Source records
Begin
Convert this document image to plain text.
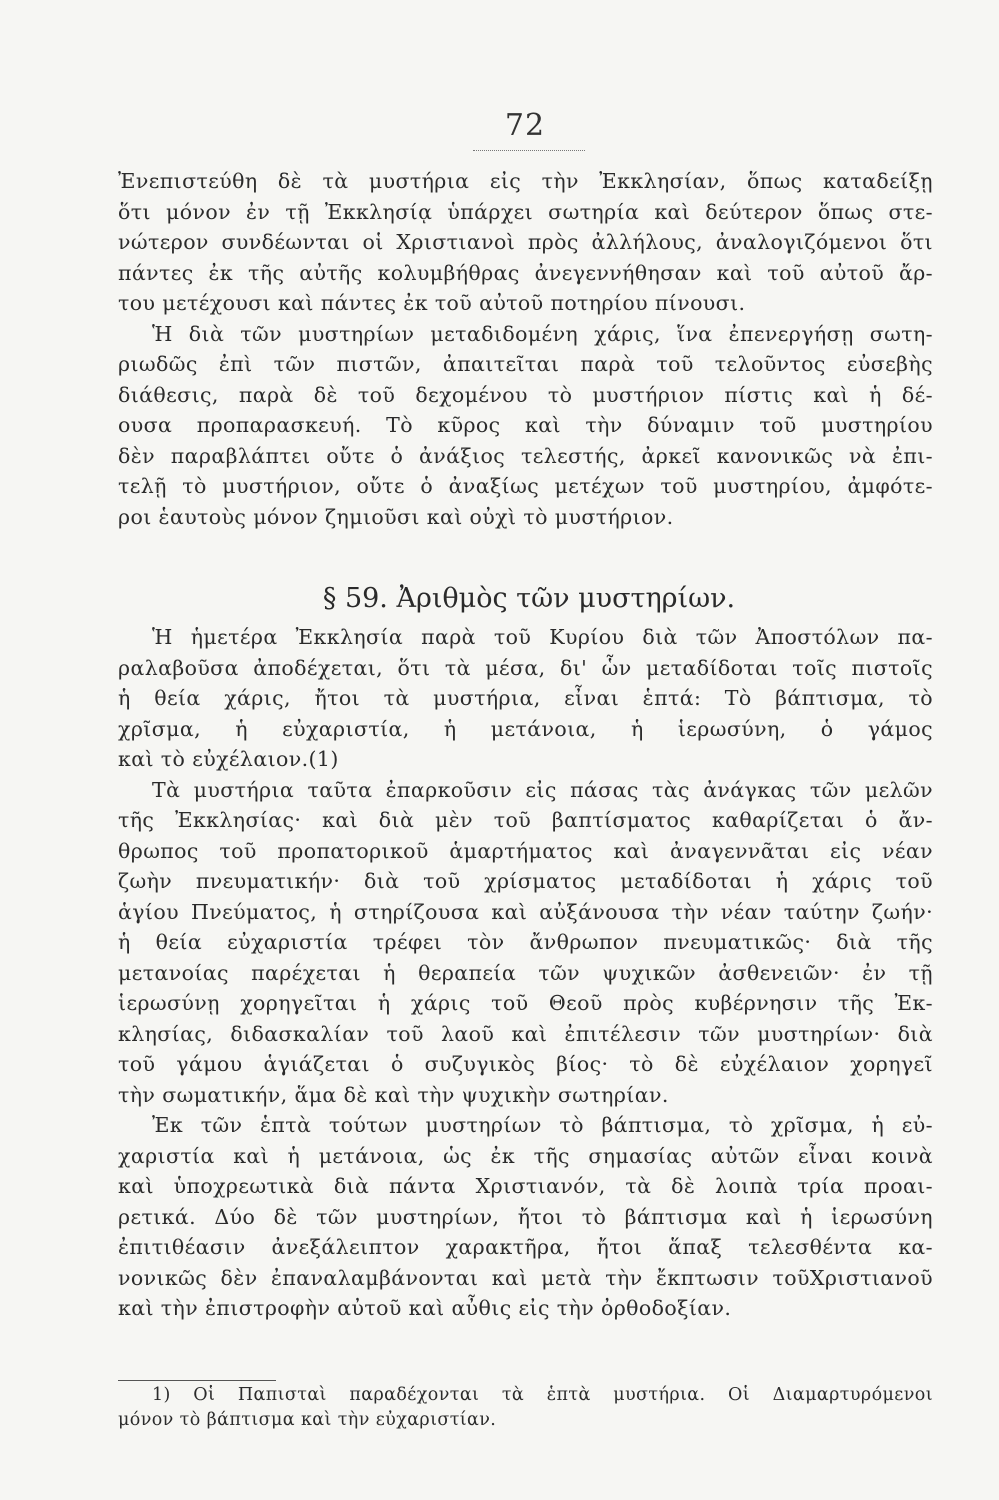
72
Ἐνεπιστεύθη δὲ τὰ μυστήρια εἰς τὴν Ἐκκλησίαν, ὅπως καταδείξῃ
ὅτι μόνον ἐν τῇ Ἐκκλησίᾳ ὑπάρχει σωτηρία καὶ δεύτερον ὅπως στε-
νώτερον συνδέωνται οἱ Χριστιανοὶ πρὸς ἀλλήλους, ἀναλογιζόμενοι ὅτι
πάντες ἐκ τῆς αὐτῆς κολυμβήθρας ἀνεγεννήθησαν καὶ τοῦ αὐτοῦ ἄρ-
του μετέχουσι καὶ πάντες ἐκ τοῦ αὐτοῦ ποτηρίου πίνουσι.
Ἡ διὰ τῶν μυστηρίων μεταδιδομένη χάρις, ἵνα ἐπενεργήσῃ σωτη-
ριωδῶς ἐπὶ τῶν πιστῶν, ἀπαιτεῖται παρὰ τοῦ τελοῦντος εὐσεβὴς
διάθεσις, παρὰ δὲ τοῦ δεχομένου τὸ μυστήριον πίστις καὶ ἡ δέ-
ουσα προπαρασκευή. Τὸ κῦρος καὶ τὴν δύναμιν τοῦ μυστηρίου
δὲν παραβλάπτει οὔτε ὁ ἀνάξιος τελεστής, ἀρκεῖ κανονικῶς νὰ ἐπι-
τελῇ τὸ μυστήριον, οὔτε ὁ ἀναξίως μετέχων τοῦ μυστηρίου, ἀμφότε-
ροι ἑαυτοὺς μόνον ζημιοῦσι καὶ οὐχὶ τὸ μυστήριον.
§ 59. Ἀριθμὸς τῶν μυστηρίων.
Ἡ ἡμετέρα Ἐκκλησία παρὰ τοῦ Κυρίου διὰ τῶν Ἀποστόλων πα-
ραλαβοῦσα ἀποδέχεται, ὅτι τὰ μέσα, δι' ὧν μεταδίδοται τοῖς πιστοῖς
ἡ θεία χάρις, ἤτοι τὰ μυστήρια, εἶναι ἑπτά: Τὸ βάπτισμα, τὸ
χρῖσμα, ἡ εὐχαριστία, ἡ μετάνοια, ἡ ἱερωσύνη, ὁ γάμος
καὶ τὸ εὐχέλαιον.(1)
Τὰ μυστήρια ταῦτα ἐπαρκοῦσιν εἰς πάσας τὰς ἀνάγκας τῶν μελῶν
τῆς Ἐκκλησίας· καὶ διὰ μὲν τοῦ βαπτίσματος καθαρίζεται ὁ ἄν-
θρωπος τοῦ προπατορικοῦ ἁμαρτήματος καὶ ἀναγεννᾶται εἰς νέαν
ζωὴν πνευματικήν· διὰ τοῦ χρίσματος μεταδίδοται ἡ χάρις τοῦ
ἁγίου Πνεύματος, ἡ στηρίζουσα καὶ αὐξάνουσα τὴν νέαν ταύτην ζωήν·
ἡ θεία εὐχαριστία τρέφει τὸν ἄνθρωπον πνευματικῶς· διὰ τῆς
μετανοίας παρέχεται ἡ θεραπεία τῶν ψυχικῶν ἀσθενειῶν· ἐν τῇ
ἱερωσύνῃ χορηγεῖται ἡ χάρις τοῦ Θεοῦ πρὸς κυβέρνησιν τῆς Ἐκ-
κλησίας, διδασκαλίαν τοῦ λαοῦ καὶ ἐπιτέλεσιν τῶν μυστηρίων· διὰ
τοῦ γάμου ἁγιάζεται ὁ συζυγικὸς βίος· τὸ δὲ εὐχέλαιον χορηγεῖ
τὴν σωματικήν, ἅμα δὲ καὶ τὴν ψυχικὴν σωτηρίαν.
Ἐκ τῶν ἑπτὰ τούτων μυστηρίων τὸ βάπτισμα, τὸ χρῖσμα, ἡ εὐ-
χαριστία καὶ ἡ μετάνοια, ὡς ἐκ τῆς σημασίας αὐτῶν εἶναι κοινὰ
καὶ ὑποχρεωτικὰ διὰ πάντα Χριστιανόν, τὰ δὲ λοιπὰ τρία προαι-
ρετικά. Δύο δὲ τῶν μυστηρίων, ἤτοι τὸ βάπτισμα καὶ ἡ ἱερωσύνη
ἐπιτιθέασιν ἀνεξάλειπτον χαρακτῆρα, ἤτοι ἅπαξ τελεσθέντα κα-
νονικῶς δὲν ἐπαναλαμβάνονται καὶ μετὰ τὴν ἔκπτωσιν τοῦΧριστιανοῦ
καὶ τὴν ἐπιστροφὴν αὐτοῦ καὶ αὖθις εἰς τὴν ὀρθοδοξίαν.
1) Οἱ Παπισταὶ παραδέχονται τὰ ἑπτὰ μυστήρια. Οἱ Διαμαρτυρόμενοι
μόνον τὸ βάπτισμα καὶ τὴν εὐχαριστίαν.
End
What is required -
Pick out the lines that have the word "θεία". Copy them all.

Solution -
ἡ θεία χάρις, ἤτοι τὰ μυστήρια, εἶναι ἑπτά: Τὸ βάπτισμα, τὸ
ἡ θεία εὐχαριστία τρέφει τὸν ἄνθρωπον πνευματικῶς· διὰ τῆς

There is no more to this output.